== To do ==
Output all of the data below exactly as given.

---- Excerpted data

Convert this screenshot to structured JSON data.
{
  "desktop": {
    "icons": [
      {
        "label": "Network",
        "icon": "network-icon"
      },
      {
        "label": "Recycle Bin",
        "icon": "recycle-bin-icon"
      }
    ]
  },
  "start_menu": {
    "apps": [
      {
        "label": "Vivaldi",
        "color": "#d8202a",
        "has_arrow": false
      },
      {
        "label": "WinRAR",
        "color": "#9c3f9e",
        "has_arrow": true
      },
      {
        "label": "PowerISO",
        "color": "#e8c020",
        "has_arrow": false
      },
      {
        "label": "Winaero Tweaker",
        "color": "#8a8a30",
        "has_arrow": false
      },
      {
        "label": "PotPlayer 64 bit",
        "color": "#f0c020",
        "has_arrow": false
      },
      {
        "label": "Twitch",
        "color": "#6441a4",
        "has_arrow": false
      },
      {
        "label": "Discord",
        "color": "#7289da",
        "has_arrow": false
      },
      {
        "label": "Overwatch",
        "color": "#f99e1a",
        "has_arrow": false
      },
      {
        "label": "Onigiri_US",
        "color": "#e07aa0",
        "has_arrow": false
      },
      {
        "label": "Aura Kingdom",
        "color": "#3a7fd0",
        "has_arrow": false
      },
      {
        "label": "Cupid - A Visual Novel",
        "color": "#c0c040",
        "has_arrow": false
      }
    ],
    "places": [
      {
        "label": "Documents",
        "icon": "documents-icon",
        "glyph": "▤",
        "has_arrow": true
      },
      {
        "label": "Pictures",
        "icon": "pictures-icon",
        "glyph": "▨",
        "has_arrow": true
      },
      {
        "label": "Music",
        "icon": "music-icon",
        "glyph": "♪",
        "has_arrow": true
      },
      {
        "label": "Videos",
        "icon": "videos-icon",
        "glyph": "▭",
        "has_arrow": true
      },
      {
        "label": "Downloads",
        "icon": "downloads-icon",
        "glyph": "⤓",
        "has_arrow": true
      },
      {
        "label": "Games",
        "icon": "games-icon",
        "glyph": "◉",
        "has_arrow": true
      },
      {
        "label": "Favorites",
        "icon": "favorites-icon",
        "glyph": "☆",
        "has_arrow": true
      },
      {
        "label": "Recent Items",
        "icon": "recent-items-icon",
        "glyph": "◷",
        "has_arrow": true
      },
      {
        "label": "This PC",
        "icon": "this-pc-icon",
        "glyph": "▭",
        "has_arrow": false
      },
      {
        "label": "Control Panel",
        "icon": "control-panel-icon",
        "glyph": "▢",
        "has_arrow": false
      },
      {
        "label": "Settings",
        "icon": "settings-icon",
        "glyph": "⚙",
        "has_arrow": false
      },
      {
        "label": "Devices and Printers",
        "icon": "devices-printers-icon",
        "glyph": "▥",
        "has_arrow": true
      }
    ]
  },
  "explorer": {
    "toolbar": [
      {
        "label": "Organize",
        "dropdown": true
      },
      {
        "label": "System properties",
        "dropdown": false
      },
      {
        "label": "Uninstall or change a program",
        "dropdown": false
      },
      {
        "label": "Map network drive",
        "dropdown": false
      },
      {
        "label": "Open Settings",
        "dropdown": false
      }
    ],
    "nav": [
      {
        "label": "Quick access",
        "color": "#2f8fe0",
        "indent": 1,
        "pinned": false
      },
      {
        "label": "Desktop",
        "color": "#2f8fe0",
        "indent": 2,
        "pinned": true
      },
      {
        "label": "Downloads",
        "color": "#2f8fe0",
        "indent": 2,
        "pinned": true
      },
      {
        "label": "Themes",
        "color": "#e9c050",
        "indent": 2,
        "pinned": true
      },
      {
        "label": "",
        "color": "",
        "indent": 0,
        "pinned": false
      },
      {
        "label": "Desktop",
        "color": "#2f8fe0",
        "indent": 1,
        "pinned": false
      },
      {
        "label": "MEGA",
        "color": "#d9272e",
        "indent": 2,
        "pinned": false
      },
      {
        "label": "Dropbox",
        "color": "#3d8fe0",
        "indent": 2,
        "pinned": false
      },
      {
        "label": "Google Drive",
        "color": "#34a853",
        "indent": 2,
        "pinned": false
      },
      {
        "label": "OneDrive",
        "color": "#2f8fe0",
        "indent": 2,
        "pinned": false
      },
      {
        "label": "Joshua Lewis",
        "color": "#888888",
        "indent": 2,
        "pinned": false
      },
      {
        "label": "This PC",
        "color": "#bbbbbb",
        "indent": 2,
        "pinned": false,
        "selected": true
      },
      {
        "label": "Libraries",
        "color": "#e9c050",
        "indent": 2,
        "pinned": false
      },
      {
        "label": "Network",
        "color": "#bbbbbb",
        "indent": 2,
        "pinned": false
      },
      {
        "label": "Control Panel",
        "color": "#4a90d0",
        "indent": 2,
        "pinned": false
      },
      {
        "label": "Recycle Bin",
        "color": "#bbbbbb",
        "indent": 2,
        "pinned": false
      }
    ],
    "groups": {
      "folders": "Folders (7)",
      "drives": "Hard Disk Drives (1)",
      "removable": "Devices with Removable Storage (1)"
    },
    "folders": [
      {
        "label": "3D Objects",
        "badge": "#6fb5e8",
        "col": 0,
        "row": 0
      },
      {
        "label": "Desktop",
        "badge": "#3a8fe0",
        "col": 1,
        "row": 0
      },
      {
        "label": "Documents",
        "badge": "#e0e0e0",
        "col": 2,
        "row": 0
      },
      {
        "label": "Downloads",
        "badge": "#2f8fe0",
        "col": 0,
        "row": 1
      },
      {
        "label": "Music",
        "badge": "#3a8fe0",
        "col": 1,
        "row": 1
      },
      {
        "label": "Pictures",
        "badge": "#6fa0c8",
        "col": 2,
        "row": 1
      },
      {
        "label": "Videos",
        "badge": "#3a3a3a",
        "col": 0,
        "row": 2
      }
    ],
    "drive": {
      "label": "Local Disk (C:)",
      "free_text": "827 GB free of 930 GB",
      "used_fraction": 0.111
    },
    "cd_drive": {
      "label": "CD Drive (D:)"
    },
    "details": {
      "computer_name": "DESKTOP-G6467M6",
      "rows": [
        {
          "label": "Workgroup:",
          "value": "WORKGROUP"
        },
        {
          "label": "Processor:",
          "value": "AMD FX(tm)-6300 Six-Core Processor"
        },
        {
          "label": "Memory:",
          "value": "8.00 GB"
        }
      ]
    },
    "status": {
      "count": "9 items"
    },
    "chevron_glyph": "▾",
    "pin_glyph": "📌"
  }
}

--------

== Solution to this exercise ==
Convert this screenshot to structured JSON data.
{
  "desktop": {
    "icons": [
      {
        "label": "Network",
        "icon": "network-icon"
      },
      {
        "label": "Recycle Bin",
        "icon": "recycle-bin-icon"
      }
    ]
  },
  "start_menu": {
    "apps": [
      {
        "label": "Vivaldi",
        "color": "#d8202a",
        "has_arrow": false
      },
      {
        "label": "WinRAR",
        "color": "#9c3f9e",
        "has_arrow": true
      },
      {
        "label": "PowerISO",
        "color": "#e8c020",
        "has_arrow": false
      },
      {
        "label": "Winaero Tweaker",
        "color": "#8a8a30",
        "has_arrow": false
      },
      {
        "label": "PotPlayer 64 bit",
        "color": "#f0c020",
        "has_arrow": false
      },
      {
        "label": "Twitch",
        "color": "#6441a4",
        "has_arrow": false
      },
      {
        "label": "Discord",
        "color": "#7289da",
        "has_arrow": false
      },
      {
        "label": "Overwatch",
        "color": "#f99e1a",
        "has_arrow": false
      },
      {
        "label": "Onigiri_US",
        "color": "#e07aa0",
        "has_arrow": false
      },
      {
        "label": "Aura Kingdom",
        "color": "#3a7fd0",
        "has_arrow": false
      },
      {
        "label": "Cupid - A Visual Novel",
        "color": "#c0c040",
        "has_arrow": false
      }
    ],
    "places": [
      {
        "label": "Documents",
        "icon": "documents-icon",
        "glyph": "▤",
        "has_arrow": true
      },
      {
        "label": "Pictures",
        "icon": "pictures-icon",
        "glyph": "▨",
        "has_arrow": true
      },
      {
        "label": "Music",
        "icon": "music-icon",
        "glyph": "♪",
        "has_arrow": true
      },
      {
        "label": "Videos",
        "icon": "videos-icon",
        "glyph": "▭",
        "has_arrow": true
      },
      {
        "label": "Downloads",
        "icon": "downloads-icon",
        "glyph": "⤓",
        "has_arrow": true
      },
      {
        "label": "Games",
        "icon": "games-icon",
        "glyph": "◉",
        "has_arrow": true
      },
      {
        "label": "Favorites",
        "icon": "favorites-icon",
        "glyph": "☆",
        "has_arrow": true
      },
      {
        "label": "Recent Items",
        "icon": "recent-items-icon",
        "glyph": "◷",
        "has_arrow": true
      },
      {
        "label": "This PC",
        "icon": "this-pc-icon",
        "glyph": "▭",
        "has_arrow": false
      },
      {
        "label": "Control Panel",
        "icon": "control-panel-icon",
        "glyph": "▢",
        "has_arrow": false
      },
      {
        "label": "Settings",
        "icon": "settings-icon",
        "glyph": "⚙",
        "has_arrow": false
      },
      {
        "label": "Devices and Printers",
        "icon": "devices-printers-icon",
        "glyph": "▥",
        "has_arrow": true
      }
    ]
  },
  "explorer": {
    "toolbar": [
      {
        "label": "Organize",
        "dropdown": true
      },
      {
        "label": "System properties",
        "dropdown": false
      },
      {
        "label": "Uninstall or change a program",
        "dropdown": false
      },
      {
        "label": "Map network drive",
        "dropdown": false
      },
      {
        "label": "Open Settings",
        "dropdown": false
      }
    ],
    "nav": [
      {
        "label": "Quick access",
        "color": "#2f8fe0",
        "indent": 1,
        "pinned": false
      },
      {
        "label": "Desktop",
        "color": "#2f8fe0",
        "indent": 2,
        "pinned": true
      },
      {
        "label": "Downloads",
        "color": "#2f8fe0",
        "indent": 2,
        "pinned": true
      },
      {
        "label": "Themes",
        "color": "#e9c050",
        "indent": 2,
        "pinned": true
      },
      {
        "label": "",
        "color": "",
        "indent": 0,
        "pinned": false
      },
      {
        "label": "Desktop",
        "color": "#2f8fe0",
        "indent": 1,
        "pinned": false
      },
      {
        "label": "MEGA",
        "color": "#d9272e",
        "indent": 2,
        "pinned": false
      },
      {
        "label": "Dropbox",
        "color": "#3d8fe0",
        "indent": 2,
        "pinned": false
      },
      {
        "label": "Google Drive",
        "color": "#34a853",
        "indent": 2,
        "pinned": false
      },
      {
        "label": "OneDrive",
        "color": "#2f8fe0",
        "indent": 2,
        "pinned": false
      },
      {
        "label": "Joshua Lewis",
        "color": "#888888",
        "indent": 2,
        "pinned": false
      },
      {
        "label": "This PC",
        "color": "#bbbbbb",
        "indent": 2,
        "pinned": false,
        "selected": true
      },
      {
        "label": "Libraries",
        "color": "#e9c050",
        "indent": 2,
        "pinned": false
      },
      {
        "label": "Network",
        "color": "#bbbbbb",
        "indent": 2,
        "pinned": false
      },
      {
        "label": "Control Panel",
        "color": "#4a90d0",
        "indent": 2,
        "pinned": false
      },
      {
        "label": "Recycle Bin",
        "color": "#bbbbbb",
        "indent": 2,
        "pinned": false
      }
    ],
    "groups": {
      "folders": "Folders (7)",
      "drives": "Hard Disk Drives (1)",
      "removable": "Devices with Removable Storage (1)"
    },
    "folders": [
      {
        "label": "3D Objects",
        "badge": "#6fb5e8",
        "col": 0,
        "row": 0
      },
      {
        "label": "Desktop",
        "badge": "#3a8fe0",
        "col": 1,
        "row": 0
      },
      {
        "label": "Documents",
        "badge": "#e0e0e0",
        "col": 2,
        "row": 0
      },
      {
        "label": "Downloads",
        "badge": "#2f8fe0",
        "col": 0,
        "row": 1
      },
      {
        "label": "Music",
        "badge": "#3a8fe0",
        "col": 1,
        "row": 1
      },
      {
        "label": "Pictures",
        "badge": "#6fa0c8",
        "col": 2,
        "row": 1
      },
      {
        "label": "Videos",
        "badge": "#3a3a3a",
        "col": 0,
        "row": 2
      }
    ],
    "drive": {
      "label": "Local Disk (C:)",
      "free_text": "827 GB free of 930 GB",
      "used_fraction": 0.111
    },
    "cd_drive": {
      "label": "CD Drive (D:)"
    },
    "details": {
      "computer_name": "DESKTOP-G6467M6",
      "rows": [
        {
          "label": "Workgroup:",
          "value": "WORKGROUP"
        },
        {
          "label": "Processor:",
          "value": "AMD FX(tm)-6300 Six-Core Processor"
        },
        {
          "label": "Memory:",
          "value": "8.00 GB"
        }
      ]
    },
    "status": {
      "count": "9 items"
    },
    "chevron_glyph": "▾",
    "pin_glyph": "📌"
  }
}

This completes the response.